◆ What this task involves
Which lines hold the word "الكلام"? Copy each one.

(Saved data entries)

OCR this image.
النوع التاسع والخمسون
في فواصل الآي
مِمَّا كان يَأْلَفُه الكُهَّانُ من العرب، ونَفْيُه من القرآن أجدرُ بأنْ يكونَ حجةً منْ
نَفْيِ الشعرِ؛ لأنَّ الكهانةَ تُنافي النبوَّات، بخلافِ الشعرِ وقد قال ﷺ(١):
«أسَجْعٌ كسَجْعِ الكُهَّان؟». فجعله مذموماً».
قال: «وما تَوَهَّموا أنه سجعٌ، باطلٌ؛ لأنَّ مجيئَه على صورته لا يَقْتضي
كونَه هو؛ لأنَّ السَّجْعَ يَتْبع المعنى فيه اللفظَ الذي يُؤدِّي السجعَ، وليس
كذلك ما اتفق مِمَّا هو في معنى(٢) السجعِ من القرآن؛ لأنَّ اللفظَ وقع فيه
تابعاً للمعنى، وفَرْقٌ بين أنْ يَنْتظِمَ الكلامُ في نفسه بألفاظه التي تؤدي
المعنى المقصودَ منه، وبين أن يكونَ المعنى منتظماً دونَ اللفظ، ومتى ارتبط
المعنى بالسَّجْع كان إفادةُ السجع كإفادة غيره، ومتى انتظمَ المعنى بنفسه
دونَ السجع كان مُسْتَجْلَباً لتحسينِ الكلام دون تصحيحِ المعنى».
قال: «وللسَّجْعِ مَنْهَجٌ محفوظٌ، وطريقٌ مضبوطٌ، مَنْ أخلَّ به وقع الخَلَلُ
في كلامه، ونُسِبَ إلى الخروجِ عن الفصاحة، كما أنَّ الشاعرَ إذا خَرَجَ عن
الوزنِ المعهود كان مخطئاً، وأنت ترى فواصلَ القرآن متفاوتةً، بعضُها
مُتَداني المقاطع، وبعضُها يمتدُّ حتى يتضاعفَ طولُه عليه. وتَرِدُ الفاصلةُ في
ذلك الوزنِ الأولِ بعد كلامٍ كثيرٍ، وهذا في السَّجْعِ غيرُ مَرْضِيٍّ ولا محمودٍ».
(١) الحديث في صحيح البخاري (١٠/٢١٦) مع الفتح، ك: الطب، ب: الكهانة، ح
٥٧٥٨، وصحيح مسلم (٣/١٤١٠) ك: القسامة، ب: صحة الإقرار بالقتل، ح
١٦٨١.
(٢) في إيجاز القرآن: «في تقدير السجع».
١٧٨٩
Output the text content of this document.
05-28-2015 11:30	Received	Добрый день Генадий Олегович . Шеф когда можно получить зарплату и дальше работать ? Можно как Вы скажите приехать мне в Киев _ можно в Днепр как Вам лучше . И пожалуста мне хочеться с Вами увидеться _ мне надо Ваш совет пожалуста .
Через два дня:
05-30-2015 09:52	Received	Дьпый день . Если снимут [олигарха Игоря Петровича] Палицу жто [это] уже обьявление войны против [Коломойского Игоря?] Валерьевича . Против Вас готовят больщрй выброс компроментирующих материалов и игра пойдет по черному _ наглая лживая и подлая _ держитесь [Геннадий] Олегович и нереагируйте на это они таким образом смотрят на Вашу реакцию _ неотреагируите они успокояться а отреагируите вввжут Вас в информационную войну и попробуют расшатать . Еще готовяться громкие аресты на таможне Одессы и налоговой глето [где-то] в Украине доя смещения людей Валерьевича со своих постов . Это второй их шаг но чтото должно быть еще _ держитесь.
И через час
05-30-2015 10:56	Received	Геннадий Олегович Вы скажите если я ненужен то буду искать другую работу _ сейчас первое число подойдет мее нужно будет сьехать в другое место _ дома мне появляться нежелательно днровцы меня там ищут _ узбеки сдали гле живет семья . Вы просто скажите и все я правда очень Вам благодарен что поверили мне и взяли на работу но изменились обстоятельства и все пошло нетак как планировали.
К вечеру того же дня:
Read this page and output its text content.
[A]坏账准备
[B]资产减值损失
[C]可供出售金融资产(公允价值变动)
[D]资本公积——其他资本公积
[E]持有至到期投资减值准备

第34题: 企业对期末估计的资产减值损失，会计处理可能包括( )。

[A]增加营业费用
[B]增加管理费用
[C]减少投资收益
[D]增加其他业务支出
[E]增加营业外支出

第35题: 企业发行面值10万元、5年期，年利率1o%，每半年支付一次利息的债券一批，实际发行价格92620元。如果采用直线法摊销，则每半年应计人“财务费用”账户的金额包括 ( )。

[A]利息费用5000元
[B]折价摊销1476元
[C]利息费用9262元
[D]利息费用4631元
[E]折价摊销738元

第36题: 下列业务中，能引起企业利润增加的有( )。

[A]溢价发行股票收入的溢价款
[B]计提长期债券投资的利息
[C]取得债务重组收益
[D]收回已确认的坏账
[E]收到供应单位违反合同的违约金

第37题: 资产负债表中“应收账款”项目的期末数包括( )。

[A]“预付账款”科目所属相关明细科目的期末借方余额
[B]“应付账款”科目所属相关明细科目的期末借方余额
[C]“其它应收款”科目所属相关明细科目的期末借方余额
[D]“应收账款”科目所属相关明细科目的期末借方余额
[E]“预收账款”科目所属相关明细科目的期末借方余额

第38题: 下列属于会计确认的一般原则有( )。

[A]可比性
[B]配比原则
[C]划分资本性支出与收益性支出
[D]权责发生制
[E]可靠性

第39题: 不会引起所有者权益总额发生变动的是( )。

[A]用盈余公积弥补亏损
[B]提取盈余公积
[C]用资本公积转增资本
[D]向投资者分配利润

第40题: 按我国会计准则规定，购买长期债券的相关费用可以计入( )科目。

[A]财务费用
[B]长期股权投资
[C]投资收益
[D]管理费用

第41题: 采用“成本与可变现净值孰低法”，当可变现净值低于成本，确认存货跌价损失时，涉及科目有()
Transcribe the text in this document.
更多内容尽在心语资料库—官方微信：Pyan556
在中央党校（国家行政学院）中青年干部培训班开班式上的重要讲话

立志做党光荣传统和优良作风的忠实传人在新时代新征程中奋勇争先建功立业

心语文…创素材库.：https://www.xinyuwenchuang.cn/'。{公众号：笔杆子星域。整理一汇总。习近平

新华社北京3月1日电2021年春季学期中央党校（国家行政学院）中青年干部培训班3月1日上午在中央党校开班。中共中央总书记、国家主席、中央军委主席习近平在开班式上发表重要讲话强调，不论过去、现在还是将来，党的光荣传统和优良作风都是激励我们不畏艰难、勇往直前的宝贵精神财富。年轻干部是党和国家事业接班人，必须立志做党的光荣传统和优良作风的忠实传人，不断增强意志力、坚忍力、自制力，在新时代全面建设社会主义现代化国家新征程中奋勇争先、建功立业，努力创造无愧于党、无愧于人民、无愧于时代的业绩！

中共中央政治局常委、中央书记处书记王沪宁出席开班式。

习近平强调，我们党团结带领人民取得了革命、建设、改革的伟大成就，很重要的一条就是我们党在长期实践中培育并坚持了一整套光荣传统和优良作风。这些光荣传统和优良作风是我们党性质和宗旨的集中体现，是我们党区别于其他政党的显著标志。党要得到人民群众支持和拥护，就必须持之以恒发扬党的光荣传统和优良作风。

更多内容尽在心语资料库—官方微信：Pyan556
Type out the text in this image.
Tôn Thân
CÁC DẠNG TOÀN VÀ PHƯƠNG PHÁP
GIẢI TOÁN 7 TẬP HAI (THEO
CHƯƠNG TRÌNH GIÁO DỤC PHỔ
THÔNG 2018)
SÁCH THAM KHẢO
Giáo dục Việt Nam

◆ Result of the task
تابعاً للمعنى، وفَرْقٌ بين أنْ يَنْتظِمَ الكلامُ في نفسه بألفاظه التي تؤدي
دونَ السجع كان مُسْتَجْلَباً لتحسينِ الكلام دون تصحيحِ المعنى».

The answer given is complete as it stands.